**引用段落**
>>>>

发现官方文档有误:https://jmcomic.readthedocs.io/en/stable/option_file_syntax/ 经测试如果opt不定义impl则不止选择html,也会使用api

你是对的,默认的Client类型取决于 JmModuleConfig.DEFAULT_CLIENT_IMPL,最近我改成了api,文档还没有更新

Yunxi-awa commented 5 months ago

是一致的,但http一直报错Failed to perform, ErrCode: 35, Reason: 'BoringSSL SSL_connect: Connection was reset in connection to 18comic-cn.vip:443 '. This may be a libcurl error, See https://curl.se/libcurl/c/libcurl-errors.html first for more details. 另外发现网站:https://jcomic-cn.vip

hect0x7 commented 5 months ago

是一致的,但http一直报错Failed to perform, ErrCode: 35, Reason: 'BoringSSL SSL_connect: Connection was reset in connection to 18comic-cn.vip:443 '. This may be a libcurl error, See https://curl.se/libcurl/c/libcurl-errors.html first for more details. 另外发现网站:https://jcomic-cn.vip

Connection was reset 说明被墙了,你使用的网络访问不了18comic-cn.vip。 那但按理说,你用浏览器访问18comic-cn.vip,也会得到Connection was reset呀?

<<<<

**给定信息**
>>>>

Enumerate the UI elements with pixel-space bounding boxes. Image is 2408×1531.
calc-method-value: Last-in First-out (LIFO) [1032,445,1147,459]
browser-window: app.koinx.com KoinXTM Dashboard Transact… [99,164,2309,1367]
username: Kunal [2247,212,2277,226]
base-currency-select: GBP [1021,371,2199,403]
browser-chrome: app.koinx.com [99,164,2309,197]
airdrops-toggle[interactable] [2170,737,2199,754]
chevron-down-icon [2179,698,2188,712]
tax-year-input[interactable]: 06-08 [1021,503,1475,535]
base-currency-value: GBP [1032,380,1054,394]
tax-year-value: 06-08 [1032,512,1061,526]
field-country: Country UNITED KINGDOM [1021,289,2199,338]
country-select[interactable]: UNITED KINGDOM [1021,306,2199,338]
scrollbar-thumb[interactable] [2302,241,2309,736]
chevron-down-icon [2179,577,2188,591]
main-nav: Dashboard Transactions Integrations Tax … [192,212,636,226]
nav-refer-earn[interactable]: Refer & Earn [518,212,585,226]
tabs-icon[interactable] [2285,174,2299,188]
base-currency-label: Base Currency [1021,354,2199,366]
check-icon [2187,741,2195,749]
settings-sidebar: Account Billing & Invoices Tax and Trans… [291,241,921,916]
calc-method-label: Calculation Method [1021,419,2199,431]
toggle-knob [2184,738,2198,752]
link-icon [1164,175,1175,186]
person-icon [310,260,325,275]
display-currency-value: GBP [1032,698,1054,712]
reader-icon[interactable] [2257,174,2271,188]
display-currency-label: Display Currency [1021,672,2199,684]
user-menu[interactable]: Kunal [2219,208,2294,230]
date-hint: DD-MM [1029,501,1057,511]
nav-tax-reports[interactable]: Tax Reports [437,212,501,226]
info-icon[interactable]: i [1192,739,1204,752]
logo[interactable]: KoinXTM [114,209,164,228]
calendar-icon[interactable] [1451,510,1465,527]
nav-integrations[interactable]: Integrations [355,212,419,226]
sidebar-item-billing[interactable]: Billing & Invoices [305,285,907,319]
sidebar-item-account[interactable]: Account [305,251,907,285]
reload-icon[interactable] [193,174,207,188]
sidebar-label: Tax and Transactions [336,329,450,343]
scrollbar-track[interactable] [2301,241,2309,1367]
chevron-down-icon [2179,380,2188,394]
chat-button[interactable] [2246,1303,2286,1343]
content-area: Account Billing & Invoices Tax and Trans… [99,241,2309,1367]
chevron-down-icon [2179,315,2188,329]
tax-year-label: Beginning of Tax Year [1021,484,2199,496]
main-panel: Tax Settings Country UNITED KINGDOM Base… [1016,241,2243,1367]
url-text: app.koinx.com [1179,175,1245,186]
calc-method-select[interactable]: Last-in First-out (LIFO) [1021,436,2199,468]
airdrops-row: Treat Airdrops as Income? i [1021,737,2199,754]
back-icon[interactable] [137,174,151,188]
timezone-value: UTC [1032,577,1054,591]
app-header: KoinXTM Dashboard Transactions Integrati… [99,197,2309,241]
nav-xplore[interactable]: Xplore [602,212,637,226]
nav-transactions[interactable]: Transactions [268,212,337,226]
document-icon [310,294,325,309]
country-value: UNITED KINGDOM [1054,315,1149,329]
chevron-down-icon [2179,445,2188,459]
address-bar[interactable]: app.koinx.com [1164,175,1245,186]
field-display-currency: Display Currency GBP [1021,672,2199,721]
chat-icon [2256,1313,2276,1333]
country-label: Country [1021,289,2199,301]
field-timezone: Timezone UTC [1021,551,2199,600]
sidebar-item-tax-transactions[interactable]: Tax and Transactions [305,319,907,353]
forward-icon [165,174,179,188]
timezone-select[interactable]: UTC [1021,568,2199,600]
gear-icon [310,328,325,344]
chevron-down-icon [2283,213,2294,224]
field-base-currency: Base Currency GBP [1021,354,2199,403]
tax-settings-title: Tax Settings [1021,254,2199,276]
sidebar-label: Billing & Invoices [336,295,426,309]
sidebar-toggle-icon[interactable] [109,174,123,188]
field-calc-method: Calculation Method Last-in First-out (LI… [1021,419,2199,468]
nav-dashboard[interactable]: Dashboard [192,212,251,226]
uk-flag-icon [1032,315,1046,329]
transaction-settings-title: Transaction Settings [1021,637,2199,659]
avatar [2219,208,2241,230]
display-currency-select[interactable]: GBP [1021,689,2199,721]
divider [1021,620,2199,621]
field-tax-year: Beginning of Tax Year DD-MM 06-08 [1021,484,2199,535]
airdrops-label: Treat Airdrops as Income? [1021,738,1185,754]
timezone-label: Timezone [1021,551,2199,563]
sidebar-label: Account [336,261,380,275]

<<<<

**任务目标**
从最后一句之后接着写这段关于 jmcomic 连接报错的讨论帖。 上面列出的各行是独立的材料。

**输出如下**
Yunxi-awa commented 5 months ago

迷惑的点就在这里,问题又回到原点了、、、、我再查查防火墙,最近刚重装电脑

Yunxi-awa commented 5 months ago

迷惑的点就在这里,问题又回到原点了、、、、我再查查防火墙,最近刚重装电脑

生草,查了一遍,没有使用系统代理,defender也没抽风,vpn更是没开,网络端口也没被占用

hect0x7 commented 5 months ago

换别的域名试试?比如

client:
  impl: html
  domain:
    html: 18comic-cool.art
Yunxi-awa commented 5 months ago

换别的域名试试?比如

client:
  impl: html
  domain:
    html: 18comic-cool.art

同样的问题,看来解决不是很简单了,我先凑合用api吧

Yunxi-awa commented 5 months ago

换别的域名试试?比如

client:
  impl: html
  domain:
    html: 18comic-cool.art

同样的问题,看来解决不是很简单了,我先凑合用api吧

发现一件神奇的事,我能直连访问18comic.vip

hect0x7 commented 5 months ago

换别的域名试试?比如

client:
  impl: html
  domain:
    html: 18comic-cool.art

同样的问题,看来解决不是很简单了,我先凑合用api吧

发现一件神奇的事,我能直连访问18comic.vip

啊??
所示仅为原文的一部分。